- _Dataset excerpts_

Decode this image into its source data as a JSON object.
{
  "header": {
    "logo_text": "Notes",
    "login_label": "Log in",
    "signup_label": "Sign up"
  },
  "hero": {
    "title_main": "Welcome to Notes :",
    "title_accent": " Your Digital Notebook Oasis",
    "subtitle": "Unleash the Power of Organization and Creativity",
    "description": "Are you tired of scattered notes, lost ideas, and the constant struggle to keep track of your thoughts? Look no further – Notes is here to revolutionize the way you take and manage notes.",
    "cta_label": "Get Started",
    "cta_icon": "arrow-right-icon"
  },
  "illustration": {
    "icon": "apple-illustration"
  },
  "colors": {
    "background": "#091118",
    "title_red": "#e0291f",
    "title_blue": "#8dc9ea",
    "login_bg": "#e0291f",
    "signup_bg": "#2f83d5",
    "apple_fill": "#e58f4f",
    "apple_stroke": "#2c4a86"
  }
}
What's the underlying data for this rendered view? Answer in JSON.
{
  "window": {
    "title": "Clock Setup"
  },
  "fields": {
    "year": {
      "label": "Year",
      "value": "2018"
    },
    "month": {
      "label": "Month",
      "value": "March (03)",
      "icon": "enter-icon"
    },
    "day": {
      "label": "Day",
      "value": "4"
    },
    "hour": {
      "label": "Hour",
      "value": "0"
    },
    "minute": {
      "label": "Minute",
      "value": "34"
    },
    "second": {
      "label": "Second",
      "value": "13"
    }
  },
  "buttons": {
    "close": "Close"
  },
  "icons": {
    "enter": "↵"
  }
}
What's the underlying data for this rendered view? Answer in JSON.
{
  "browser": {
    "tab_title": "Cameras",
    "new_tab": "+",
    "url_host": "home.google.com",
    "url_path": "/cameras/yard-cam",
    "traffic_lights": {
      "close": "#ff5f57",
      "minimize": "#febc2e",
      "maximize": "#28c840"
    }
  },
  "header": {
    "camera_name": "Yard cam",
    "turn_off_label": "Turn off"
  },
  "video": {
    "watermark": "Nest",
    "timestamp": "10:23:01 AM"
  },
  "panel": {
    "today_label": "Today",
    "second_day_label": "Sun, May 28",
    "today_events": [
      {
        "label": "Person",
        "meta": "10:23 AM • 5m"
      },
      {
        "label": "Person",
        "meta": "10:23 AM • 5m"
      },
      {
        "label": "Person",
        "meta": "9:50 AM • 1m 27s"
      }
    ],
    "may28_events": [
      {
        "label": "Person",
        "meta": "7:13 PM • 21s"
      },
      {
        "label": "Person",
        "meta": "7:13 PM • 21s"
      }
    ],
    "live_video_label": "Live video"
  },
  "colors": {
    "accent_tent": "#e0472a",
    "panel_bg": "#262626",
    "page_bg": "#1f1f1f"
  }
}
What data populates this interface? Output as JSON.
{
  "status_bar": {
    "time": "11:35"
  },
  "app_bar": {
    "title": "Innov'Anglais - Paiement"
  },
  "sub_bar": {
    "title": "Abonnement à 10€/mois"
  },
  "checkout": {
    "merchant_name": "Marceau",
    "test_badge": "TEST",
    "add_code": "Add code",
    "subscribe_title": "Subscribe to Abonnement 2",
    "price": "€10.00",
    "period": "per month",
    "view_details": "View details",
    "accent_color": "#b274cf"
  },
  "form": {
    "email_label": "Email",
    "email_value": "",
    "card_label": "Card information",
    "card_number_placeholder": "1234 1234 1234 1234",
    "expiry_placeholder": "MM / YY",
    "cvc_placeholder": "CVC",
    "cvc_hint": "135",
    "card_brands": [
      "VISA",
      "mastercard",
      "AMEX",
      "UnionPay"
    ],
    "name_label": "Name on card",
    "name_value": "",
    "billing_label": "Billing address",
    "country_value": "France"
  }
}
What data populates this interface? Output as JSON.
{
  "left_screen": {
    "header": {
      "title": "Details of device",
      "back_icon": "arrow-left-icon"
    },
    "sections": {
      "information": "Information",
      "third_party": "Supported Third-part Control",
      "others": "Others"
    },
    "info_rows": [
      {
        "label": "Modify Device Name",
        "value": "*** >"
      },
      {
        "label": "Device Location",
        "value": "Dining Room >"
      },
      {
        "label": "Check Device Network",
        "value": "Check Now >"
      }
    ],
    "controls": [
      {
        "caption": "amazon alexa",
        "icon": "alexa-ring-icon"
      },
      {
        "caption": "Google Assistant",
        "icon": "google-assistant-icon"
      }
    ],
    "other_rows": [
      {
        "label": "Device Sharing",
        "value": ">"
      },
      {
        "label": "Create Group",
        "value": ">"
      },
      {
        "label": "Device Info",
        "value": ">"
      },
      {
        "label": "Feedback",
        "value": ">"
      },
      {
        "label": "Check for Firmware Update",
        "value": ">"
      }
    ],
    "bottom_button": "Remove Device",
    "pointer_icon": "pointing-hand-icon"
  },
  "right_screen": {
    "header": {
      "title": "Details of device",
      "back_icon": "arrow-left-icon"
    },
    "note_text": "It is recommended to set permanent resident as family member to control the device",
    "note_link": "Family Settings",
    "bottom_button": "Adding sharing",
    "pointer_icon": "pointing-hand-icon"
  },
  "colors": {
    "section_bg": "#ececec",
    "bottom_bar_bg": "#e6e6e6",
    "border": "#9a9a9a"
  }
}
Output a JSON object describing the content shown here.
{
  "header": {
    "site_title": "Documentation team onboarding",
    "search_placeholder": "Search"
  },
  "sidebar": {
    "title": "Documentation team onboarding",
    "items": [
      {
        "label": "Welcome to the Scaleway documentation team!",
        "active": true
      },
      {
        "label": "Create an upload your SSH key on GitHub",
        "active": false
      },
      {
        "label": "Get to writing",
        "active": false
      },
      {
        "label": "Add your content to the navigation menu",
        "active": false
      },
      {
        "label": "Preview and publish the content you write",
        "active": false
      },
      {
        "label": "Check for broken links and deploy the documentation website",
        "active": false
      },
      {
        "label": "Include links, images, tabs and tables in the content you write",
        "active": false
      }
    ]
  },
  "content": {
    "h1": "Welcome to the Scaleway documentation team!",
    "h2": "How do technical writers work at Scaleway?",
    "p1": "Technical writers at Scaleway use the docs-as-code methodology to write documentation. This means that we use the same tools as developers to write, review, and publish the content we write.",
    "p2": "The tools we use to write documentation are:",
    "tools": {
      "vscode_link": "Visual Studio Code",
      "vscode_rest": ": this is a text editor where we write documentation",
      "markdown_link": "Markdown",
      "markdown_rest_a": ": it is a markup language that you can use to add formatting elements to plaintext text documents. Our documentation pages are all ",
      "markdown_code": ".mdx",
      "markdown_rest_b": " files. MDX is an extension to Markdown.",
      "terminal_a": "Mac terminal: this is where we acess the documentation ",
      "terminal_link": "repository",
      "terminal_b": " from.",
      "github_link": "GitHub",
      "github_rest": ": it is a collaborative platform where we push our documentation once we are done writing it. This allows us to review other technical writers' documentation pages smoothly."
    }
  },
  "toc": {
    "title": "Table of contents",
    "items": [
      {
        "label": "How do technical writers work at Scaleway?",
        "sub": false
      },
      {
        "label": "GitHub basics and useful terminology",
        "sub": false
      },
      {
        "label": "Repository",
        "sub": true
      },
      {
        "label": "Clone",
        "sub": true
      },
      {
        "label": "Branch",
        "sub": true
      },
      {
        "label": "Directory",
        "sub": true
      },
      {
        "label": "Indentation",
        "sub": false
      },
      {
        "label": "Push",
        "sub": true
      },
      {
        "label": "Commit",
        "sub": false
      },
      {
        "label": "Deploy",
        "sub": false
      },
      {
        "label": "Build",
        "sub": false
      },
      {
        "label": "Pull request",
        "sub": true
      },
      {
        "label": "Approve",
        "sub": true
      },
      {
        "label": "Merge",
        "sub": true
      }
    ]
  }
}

- _DIRECTIONS_
Transcribe the entire listing above precisely.

- _COMPLETE ANSWER_
Decode this image into its source data as a JSON object.
{
  "header": {
    "logo_text": "Notes",
    "login_label": "Log in",
    "signup_label": "Sign up"
  },
  "hero": {
    "title_main": "Welcome to Notes :",
    "title_accent": " Your Digital Notebook Oasis",
    "subtitle": "Unleash the Power of Organization and Creativity",
    "description": "Are you tired of scattered notes, lost ideas, and the constant struggle to keep track of your thoughts? Look no further – Notes is here to revolutionize the way you take and manage notes.",
    "cta_label": "Get Started",
    "cta_icon": "arrow-right-icon"
  },
  "illustration": {
    "icon": "apple-illustration"
  },
  "colors": {
    "background": "#091118",
    "title_red": "#e0291f",
    "title_blue": "#8dc9ea",
    "login_bg": "#e0291f",
    "signup_bg": "#2f83d5",
    "apple_fill": "#e58f4f",
    "apple_stroke": "#2c4a86"
  }
}
What's the underlying data for this rendered view? Answer in JSON.
{
  "window": {
    "title": "Clock Setup"
  },
  "fields": {
    "year": {
      "label": "Year",
      "value": "2018"
    },
    "month": {
      "label": "Month",
      "value": "March (03)",
      "icon": "enter-icon"
    },
    "day": {
      "label": "Day",
      "value": "4"
    },
    "hour": {
      "label": "Hour",
      "value": "0"
    },
    "minute": {
      "label": "Minute",
      "value": "34"
    },
    "second": {
      "label": "Second",
      "value": "13"
    }
  },
  "buttons": {
    "close": "Close"
  },
  "icons": {
    "enter": "↵"
  }
}
What's the underlying data for this rendered view? Answer in JSON.
{
  "browser": {
    "tab_title": "Cameras",
    "new_tab": "+",
    "url_host": "home.google.com",
    "url_path": "/cameras/yard-cam",
    "traffic_lights": {
      "close": "#ff5f57",
      "minimize": "#febc2e",
      "maximize": "#28c840"
    }
  },
  "header": {
    "camera_name": "Yard cam",
    "turn_off_label": "Turn off"
  },
  "video": {
    "watermark": "Nest",
    "timestamp": "10:23:01 AM"
  },
  "panel": {
    "today_label": "Today",
    "second_day_label": "Sun, May 28",
    "today_events": [
      {
        "label": "Person",
        "meta": "10:23 AM • 5m"
      },
      {
        "label": "Person",
        "meta": "10:23 AM • 5m"
      },
      {
        "label": "Person",
        "meta": "9:50 AM • 1m 27s"
      }
    ],
    "may28_events": [
      {
        "label": "Person",
        "meta": "7:13 PM • 21s"
      },
      {
        "label": "Person",
        "meta": "7:13 PM • 21s"
      }
    ],
    "live_video_label": "Live video"
  },
  "colors": {
    "accent_tent": "#e0472a",
    "panel_bg": "#262626",
    "page_bg": "#1f1f1f"
  }
}
What data populates this interface? Output as JSON.
{
  "status_bar": {
    "time": "11:35"
  },
  "app_bar": {
    "title": "Innov'Anglais - Paiement"
  },
  "sub_bar": {
    "title": "Abonnement à 10€/mois"
  },
  "checkout": {
    "merchant_name": "Marceau",
    "test_badge": "TEST",
    "add_code": "Add code",
    "subscribe_title": "Subscribe to Abonnement 2",
    "price": "€10.00",
    "period": "per month",
    "view_details": "View details",
    "accent_color": "#b274cf"
  },
  "form": {
    "email_label": "Email",
    "email_value": "",
    "card_label": "Card information",
    "card_number_placeholder": "1234 1234 1234 1234",
    "expiry_placeholder": "MM / YY",
    "cvc_placeholder": "CVC",
    "cvc_hint": "135",
    "card_brands": [
      "VISA",
      "mastercard",
      "AMEX",
      "UnionPay"
    ],
    "name_label": "Name on card",
    "name_value": "",
    "billing_label": "Billing address",
    "country_value": "France"
  }
}
What data populates this interface? Output as JSON.
{
  "left_screen": {
    "header": {
      "title": "Details of device",
      "back_icon": "arrow-left-icon"
    },
    "sections": {
      "information": "Information",
      "third_party": "Supported Third-part Control",
      "others": "Others"
    },
    "info_rows": [
      {
        "label": "Modify Device Name",
        "value": "*** >"
      },
      {
        "label": "Device Location",
        "value": "Dining Room >"
      },
      {
        "label": "Check Device Network",
        "value": "Check Now >"
      }
    ],
    "controls": [
      {
        "caption": "amazon alexa",
        "icon": "alexa-ring-icon"
      },
      {
        "caption": "Google Assistant",
        "icon": "google-assistant-icon"
      }
    ],
    "other_rows": [
      {
        "label": "Device Sharing",
        "value": ">"
      },
      {
        "label": "Create Group",
        "value": ">"
      },
      {
        "label": "Device Info",
        "value": ">"
      },
      {
        "label": "Feedback",
        "value": ">"
      },
      {
        "label": "Check for Firmware Update",
        "value": ">"
      }
    ],
    "bottom_button": "Remove Device",
    "pointer_icon": "pointing-hand-icon"
  },
  "right_screen": {
    "header": {
      "title": "Details of device",
      "back_icon": "arrow-left-icon"
    },
    "note_text": "It is recommended to set permanent resident as family member to control the device",
    "note_link": "Family Settings",
    "bottom_button": "Adding sharing",
    "pointer_icon": "pointing-hand-icon"
  },
  "colors": {
    "section_bg": "#ececec",
    "bottom_bar_bg": "#e6e6e6",
    "border": "#9a9a9a"
  }
}
Output a JSON object describing the content shown here.
{
  "header": {
    "site_title": "Documentation team onboarding",
    "search_placeholder": "Search"
  },
  "sidebar": {
    "title": "Documentation team onboarding",
    "items": [
      {
        "label": "Welcome to the Scaleway documentation team!",
        "active": true
      },
      {
        "label": "Create an upload your SSH key on GitHub",
        "active": false
      },
      {
        "label": "Get to writing",
        "active": false
      },
      {
        "label": "Add your content to the navigation menu",
        "active": false
      },
      {
        "label": "Preview and publish the content you write",
        "active": false
      },
      {
        "label": "Check for broken links and deploy the documentation website",
        "active": false
      },
      {
        "label": "Include links, images, tabs and tables in the content you write",
        "active": false
      }
    ]
  },
  "content": {
    "h1": "Welcome to the Scaleway documentation team!",
    "h2": "How do technical writers work at Scaleway?",
    "p1": "Technical writers at Scaleway use the docs-as-code methodology to write documentation. This means that we use the same tools as developers to write, review, and publish the content we write.",
    "p2": "The tools we use to write documentation are:",
    "tools": {
      "vscode_link": "Visual Studio Code",
      "vscode_rest": ": this is a text editor where we write documentation",
      "markdown_link": "Markdown",
      "markdown_rest_a": ": it is a markup language that you can use to add formatting elements to plaintext text documents. Our documentation pages are all ",
      "markdown_code": ".mdx",
      "markdown_rest_b": " files. MDX is an extension to Markdown.",
      "terminal_a": "Mac terminal: this is where we acess the documentation ",
      "terminal_link": "repository",
      "terminal_b": " from.",
      "github_link": "GitHub",
      "github_rest": ": it is a collaborative platform where we push our documentation once we are done writing it. This allows us to review other technical writers' documentation pages smoothly."
    }
  },
  "toc": {
    "title": "Table of contents",
    "items": [
      {
        "label": "How do technical writers work at Scaleway?",
        "sub": false
      },
      {
        "label": "GitHub basics and useful terminology",
        "sub": false
      },
      {
        "label": "Repository",
        "sub": true
      },
      {
        "label": "Clone",
        "sub": true
      },
      {
        "label": "Branch",
        "sub": true
      },
      {
        "label": "Directory",
        "sub": true
      },
      {
        "label": "Indentation",
        "sub": false
      },
      {
        "label": "Push",
        "sub": true
      },
      {
        "label": "Commit",
        "sub": false
      },
      {
        "label": "Deploy",
        "sub": false
      },
      {
        "label": "Build",
        "sub": false
      },
      {
        "label": "Pull request",
        "sub": true
      },
      {
        "label": "Approve",
        "sub": true
      },
      {
        "label": "Merge",
        "sub": true
      }
    ]
  }
}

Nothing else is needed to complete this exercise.